▶

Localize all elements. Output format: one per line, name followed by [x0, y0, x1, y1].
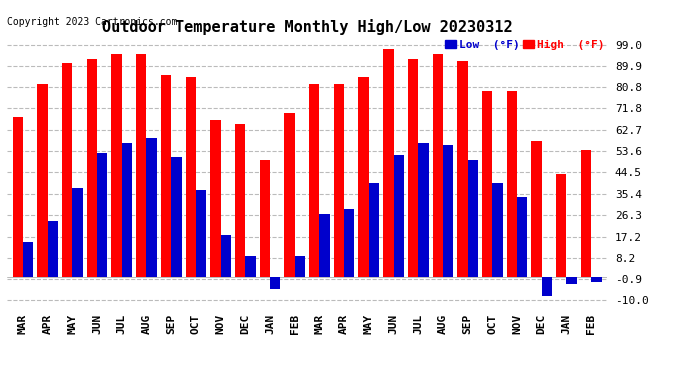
Bar [161, 75, 171, 277]
Bar [270, 277, 280, 289]
Bar [418, 143, 428, 277]
Bar [443, 146, 453, 277]
Bar [210, 120, 221, 277]
Bar [221, 235, 231, 277]
Bar [334, 84, 344, 277]
Text: Copyright 2023 Cartronics.com: Copyright 2023 Cartronics.com [7, 17, 177, 27]
Bar [171, 157, 181, 277]
Bar [186, 77, 196, 277]
Bar [566, 277, 577, 284]
Bar [344, 209, 355, 277]
Bar [358, 77, 369, 277]
Bar [393, 155, 404, 277]
Bar [383, 49, 393, 277]
Bar [37, 84, 48, 277]
Bar [556, 174, 566, 277]
Bar [506, 92, 517, 277]
Bar [531, 141, 542, 277]
Bar [581, 150, 591, 277]
Bar [259, 160, 270, 277]
Bar [12, 117, 23, 277]
Bar [309, 84, 319, 277]
Bar [87, 58, 97, 277]
Legend: Low  (°F), High  (°F): Low (°F), High (°F) [444, 40, 605, 50]
Bar [319, 214, 330, 277]
Bar [457, 61, 468, 277]
Bar [245, 256, 256, 277]
Bar [72, 188, 83, 277]
Bar [493, 183, 503, 277]
Bar [48, 220, 58, 277]
Bar [235, 124, 245, 277]
Bar [517, 197, 527, 277]
Bar [468, 160, 478, 277]
Bar [136, 54, 146, 277]
Bar [121, 143, 132, 277]
Bar [408, 58, 418, 277]
Bar [23, 242, 33, 277]
Bar [62, 63, 72, 277]
Bar [591, 277, 602, 282]
Bar [369, 183, 380, 277]
Title: Outdoor Temperature Monthly High/Low 20230312: Outdoor Temperature Monthly High/Low 202… [101, 19, 513, 35]
Bar [284, 112, 295, 277]
Bar [433, 54, 443, 277]
Bar [97, 153, 108, 277]
Bar [146, 138, 157, 277]
Bar [542, 277, 552, 296]
Bar [295, 256, 305, 277]
Bar [482, 92, 493, 277]
Bar [196, 190, 206, 277]
Bar [111, 54, 121, 277]
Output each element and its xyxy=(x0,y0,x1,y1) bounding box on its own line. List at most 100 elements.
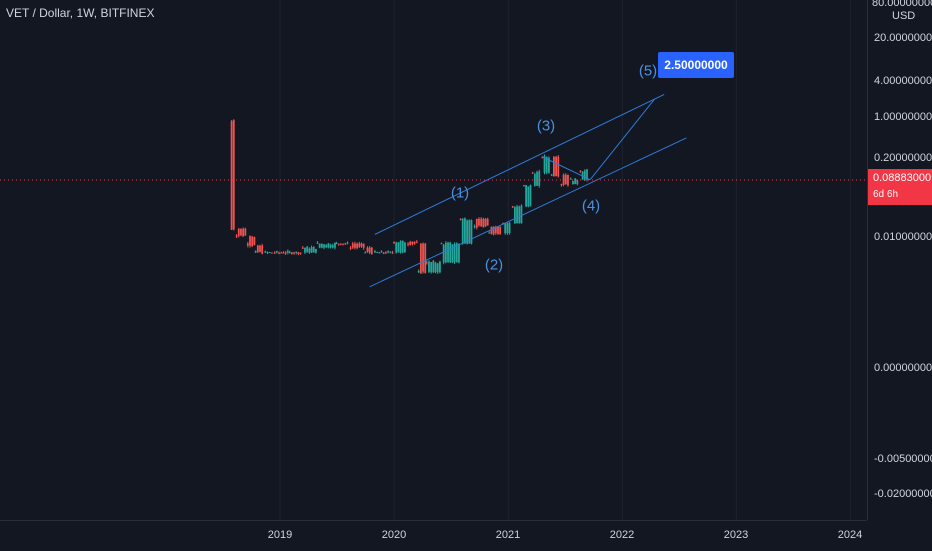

◀

# SHORT EXERCISE
Convert the data above into a Markdown table with the columns Row and Line, giving each line its own numbered row and omitting blank lines. Leave the pictures out of the table.

# EXERCISE SOLUTION
| Row | Line |
|---|---|
| 1 | Localize all elements. Output format: one per line, name followed by [x0, y0, x1, y1]. |
| 2 | Bar [161, 75, 171, 277] |
| 3 | Bar [270, 277, 280, 289] |
| 4 | Bar [418, 143, 428, 277] |
| 5 | Bar [443, 146, 453, 277] |
| 6 | Bar [210, 120, 221, 277] |
| 7 | Bar [221, 235, 231, 277] |
| 8 | Bar [334, 84, 344, 277] |
| 9 | Text: Copyright 2023 Cartronics.com: Copyright 2023 Cartronics.com [7, 17, 177, 27] |
| 10 | Bar [171, 157, 181, 277] |
| 11 | Bar [186, 77, 196, 277] |
| 12 | Bar [566, 277, 577, 284] |
| 13 | Bar [344, 209, 355, 277] |
| 14 | Bar [358, 77, 369, 277] |
| 15 | Bar [393, 155, 404, 277] |
| 16 | Bar [383, 49, 393, 277] |
| 17 | Bar [37, 84, 48, 277] |
| 18 | Bar [556, 174, 566, 277] |
| 19 | Bar [506, 92, 517, 277] |
| 20 | Bar [531, 141, 542, 277] |
| 21 | Bar [581, 150, 591, 277] |
| 22 | Bar [259, 160, 270, 277] |
| 23 | Bar [12, 117, 23, 277] |
| 24 | Bar [309, 84, 319, 277] |
| 25 | Bar [87, 58, 97, 277] |
| 26 | Legend: Low  (°F), High  (°F): Low (°F), High (°F) [444, 40, 605, 50] |
| 27 | Bar [319, 214, 330, 277] |
| 28 | Bar [457, 61, 468, 277] |
| 29 | Bar [245, 256, 256, 277] |
| 30 | Bar [72, 188, 83, 277] |
| 31 | Bar [493, 183, 503, 277] |
| 32 | Bar [48, 220, 58, 277] |
| 33 | Bar [235, 124, 245, 277] |
| 34 | Bar [517, 197, 527, 277] |
| 35 | Bar [468, 160, 478, 277] |
| 36 | Bar [136, 54, 146, 277] |
| 37 | Bar [121, 143, 132, 277] |
| 38 | Bar [408, 58, 418, 277] |
| 39 | Bar [23, 242, 33, 277] |
| 40 | Bar [62, 63, 72, 277] |
| 41 | Bar [591, 277, 602, 282] |
| 42 | Bar [369, 183, 380, 277] |
| 43 | Title: Outdoor Temperature Monthly High/Low 20230312: Outdoor Temperature Monthly High/Low 202… [101, 19, 513, 35] |
| 44 | Bar [284, 112, 295, 277] |
| 45 | Bar [433, 54, 443, 277] |
| 46 | Bar [97, 153, 108, 277] |
| 47 | Bar [146, 138, 157, 277] |
| 48 | Bar [542, 277, 552, 296] |
| 49 | Bar [295, 256, 305, 277] |
| 50 | Bar [482, 92, 493, 277] |
| 51 | Bar [196, 190, 206, 277] |
| 52 | Bar [111, 54, 121, 277] |
| 53 | Output each element and its xyxy=(x0,y0,x1,y1) bounding box on its own line. List at most 100 elements. |